### Stated task
Restate the records below word for word.

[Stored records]
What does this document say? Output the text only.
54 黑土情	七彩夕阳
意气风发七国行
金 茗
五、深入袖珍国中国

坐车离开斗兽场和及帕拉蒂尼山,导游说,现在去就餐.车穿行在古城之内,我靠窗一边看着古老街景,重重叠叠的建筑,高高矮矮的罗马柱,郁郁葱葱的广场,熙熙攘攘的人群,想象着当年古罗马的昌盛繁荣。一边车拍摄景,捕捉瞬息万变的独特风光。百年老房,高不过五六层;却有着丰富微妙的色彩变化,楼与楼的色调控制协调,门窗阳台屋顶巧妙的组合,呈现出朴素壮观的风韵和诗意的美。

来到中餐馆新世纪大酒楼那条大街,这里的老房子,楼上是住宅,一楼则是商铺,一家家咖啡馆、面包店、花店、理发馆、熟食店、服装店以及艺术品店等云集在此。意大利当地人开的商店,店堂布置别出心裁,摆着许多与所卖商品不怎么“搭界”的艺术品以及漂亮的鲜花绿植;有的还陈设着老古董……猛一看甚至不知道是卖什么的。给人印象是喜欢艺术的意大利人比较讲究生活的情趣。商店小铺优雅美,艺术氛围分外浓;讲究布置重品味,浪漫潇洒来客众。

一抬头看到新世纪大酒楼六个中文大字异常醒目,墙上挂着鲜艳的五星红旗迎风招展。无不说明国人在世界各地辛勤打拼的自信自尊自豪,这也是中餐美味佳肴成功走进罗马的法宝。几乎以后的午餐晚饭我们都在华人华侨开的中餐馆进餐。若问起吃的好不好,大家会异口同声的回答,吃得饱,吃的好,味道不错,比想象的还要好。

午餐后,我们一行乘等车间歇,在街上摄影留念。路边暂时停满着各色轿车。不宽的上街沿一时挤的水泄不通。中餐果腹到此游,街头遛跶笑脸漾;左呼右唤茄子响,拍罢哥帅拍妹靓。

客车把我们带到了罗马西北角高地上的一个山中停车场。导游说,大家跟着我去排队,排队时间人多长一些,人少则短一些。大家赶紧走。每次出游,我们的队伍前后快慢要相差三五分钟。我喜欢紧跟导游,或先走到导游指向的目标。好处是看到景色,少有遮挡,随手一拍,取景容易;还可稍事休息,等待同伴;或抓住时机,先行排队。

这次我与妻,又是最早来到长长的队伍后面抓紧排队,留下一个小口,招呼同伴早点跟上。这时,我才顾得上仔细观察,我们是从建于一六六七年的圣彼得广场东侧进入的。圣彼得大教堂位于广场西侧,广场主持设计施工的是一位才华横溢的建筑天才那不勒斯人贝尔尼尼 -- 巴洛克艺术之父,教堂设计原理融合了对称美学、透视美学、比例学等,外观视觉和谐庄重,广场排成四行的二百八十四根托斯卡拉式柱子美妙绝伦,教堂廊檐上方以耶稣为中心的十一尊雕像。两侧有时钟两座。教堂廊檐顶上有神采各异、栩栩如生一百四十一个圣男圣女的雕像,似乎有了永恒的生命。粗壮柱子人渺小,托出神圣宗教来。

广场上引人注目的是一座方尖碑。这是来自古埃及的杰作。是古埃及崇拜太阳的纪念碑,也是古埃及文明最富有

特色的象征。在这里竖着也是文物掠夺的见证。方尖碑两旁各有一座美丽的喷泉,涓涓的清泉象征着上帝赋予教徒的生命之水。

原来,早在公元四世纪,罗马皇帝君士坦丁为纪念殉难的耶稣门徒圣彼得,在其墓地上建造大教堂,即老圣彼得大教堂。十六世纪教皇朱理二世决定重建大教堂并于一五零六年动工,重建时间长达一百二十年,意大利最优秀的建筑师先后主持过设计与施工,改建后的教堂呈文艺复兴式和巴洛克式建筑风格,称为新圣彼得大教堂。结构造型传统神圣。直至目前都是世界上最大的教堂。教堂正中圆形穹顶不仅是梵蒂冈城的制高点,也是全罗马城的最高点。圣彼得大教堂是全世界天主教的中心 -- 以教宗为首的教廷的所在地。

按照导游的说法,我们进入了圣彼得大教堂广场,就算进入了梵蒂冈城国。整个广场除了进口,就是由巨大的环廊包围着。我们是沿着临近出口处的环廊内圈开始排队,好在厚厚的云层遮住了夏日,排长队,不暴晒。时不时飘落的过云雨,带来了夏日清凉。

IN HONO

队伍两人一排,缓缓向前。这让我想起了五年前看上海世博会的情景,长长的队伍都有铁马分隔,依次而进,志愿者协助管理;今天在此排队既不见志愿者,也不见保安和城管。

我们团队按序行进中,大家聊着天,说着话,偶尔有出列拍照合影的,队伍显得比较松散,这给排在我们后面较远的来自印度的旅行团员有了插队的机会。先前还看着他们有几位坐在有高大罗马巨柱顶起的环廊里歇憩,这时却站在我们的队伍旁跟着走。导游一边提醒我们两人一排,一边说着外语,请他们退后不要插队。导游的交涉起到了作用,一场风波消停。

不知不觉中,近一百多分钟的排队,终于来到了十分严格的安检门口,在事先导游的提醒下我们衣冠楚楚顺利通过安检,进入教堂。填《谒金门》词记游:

### Finished exercise
What does this document say? Output the text only.
54 黑土情	七彩夕阳
意气风发七国行
金 茗
五、深入袖珍国中国

坐车离开斗兽场和及帕拉蒂尼山,导游说,现在去就餐.车穿行在古城之内,我靠窗一边看着古老街景,重重叠叠的建筑,高高矮矮的罗马柱,郁郁葱葱的广场,熙熙攘攘的人群,想象着当年古罗马的昌盛繁荣。一边车拍摄景,捕捉瞬息万变的独特风光。百年老房,高不过五六层;却有着丰富微妙的色彩变化,楼与楼的色调控制协调,门窗阳台屋顶巧妙的组合,呈现出朴素壮观的风韵和诗意的美。

来到中餐馆新世纪大酒楼那条大街,这里的老房子,楼上是住宅,一楼则是商铺,一家家咖啡馆、面包店、花店、理发馆、熟食店、服装店以及艺术品店等云集在此。意大利当地人开的商店,店堂布置别出心裁,摆着许多与所卖商品不怎么“搭界”的艺术品以及漂亮的鲜花绿植;有的还陈设着老古董……猛一看甚至不知道是卖什么的。给人印象是喜欢艺术的意大利人比较讲究生活的情趣。商店小铺优雅美,艺术氛围分外浓;讲究布置重品味,浪漫潇洒来客众。

一抬头看到新世纪大酒楼六个中文大字异常醒目,墙上挂着鲜艳的五星红旗迎风招展。无不说明国人在世界各地辛勤打拼的自信自尊自豪,这也是中餐美味佳肴成功走进罗马的法宝。几乎以后的午餐晚饭我们都在华人华侨开的中餐馆进餐。若问起吃的好不好,大家会异口同声的回答,吃得饱,吃的好,味道不错,比想象的还要好。

午餐后,我们一行乘等车间歇,在街上摄影留念。路边暂时停满着各色轿车。不宽的上街沿一时挤的水泄不通。中餐果腹到此游,街头遛跶笑脸漾;左呼右唤茄子响,拍罢哥帅拍妹靓。

客车把我们带到了罗马西北角高地上的一个山中停车场。导游说,大家跟着我去排队,排队时间人多长一些,人少则短一些。大家赶紧走。每次出游,我们的队伍前后快慢要相差三五分钟。我喜欢紧跟导游,或先走到导游指向的目标。好处是看到景色,少有遮挡,随手一拍,取景容易;还可稍事休息,等待同伴;或抓住时机,先行排队。

这次我与妻,又是最早来到长长的队伍后面抓紧排队,留下一个小口,招呼同伴早点跟上。这时,我才顾得上仔细观察,我们是从建于一六六七年的圣彼得广场东侧进入的。圣彼得大教堂位于广场西侧,广场主持设计施工的是一位才华横溢的建筑天才那不勒斯人贝尔尼尼 -- 巴洛克艺术之父,教堂设计原理融合了对称美学、透视美学、比例学等,外观视觉和谐庄重,广场排成四行的二百八十四根托斯卡拉式柱子美妙绝伦,教堂廊檐上方以耶稣为中心的十一尊雕像。两侧有时钟两座。教堂廊檐顶上有神采各异、栩栩如生一百四十一个圣男圣女的雕像,似乎有了永恒的生命。粗壮柱子人渺小,托出神圣宗教来。

广场上引人注目的是一座方尖碑。这是来自古埃及的杰作。是古埃及崇拜太阳的纪念碑,也是古埃及文明最富有

特色的象征。在这里竖着也是文物掠夺的见证。方尖碑两旁各有一座美丽的喷泉,涓涓的清泉象征着上帝赋予教徒的生命之水。

原来,早在公元四世纪,罗马皇帝君士坦丁为纪念殉难的耶稣门徒圣彼得,在其墓地上建造大教堂,即老圣彼得大教堂。十六世纪教皇朱理二世决定重建大教堂并于一五零六年动工,重建时间长达一百二十年,意大利最优秀的建筑师先后主持过设计与施工,改建后的教堂呈文艺复兴式和巴洛克式建筑风格,称为新圣彼得大教堂。结构造型传统神圣。直至目前都是世界上最大的教堂。教堂正中圆形穹顶不仅是梵蒂冈城的制高点,也是全罗马城的最高点。圣彼得大教堂是全世界天主教的中心 -- 以教宗为首的教廷的所在地。

按照导游的说法,我们进入了圣彼得大教堂广场,就算进入了梵蒂冈城国。整个广场除了进口,就是由巨大的环廊包围着。我们是沿着临近出口处的环廊内圈开始排队,好在厚厚的云层遮住了夏日,排长队,不暴晒。时不时飘落的过云雨,带来了夏日清凉。

IN HONO

队伍两人一排,缓缓向前。这让我想起了五年前看上海世博会的情景,长长的队伍都有铁马分隔,依次而进,志愿者协助管理;今天在此排队既不见志愿者,也不见保安和城管。

我们团队按序行进中,大家聊着天,说着话,偶尔有出列拍照合影的,队伍显得比较松散,这给排在我们后面较远的来自印度的旅行团员有了插队的机会。先前还看着他们有几位坐在有高大罗马巨柱顶起的环廊里歇憩,这时却站在我们的队伍旁跟着走。导游一边提醒我们两人一排,一边说着外语,请他们退后不要插队。导游的交涉起到了作用,一场风波消停。

不知不觉中,近一百多分钟的排队,终于来到了十分严格的安检门口,在事先导游的提醒下我们衣冠楚楚顺利通过安检,进入教堂。填《谒金门》词记游:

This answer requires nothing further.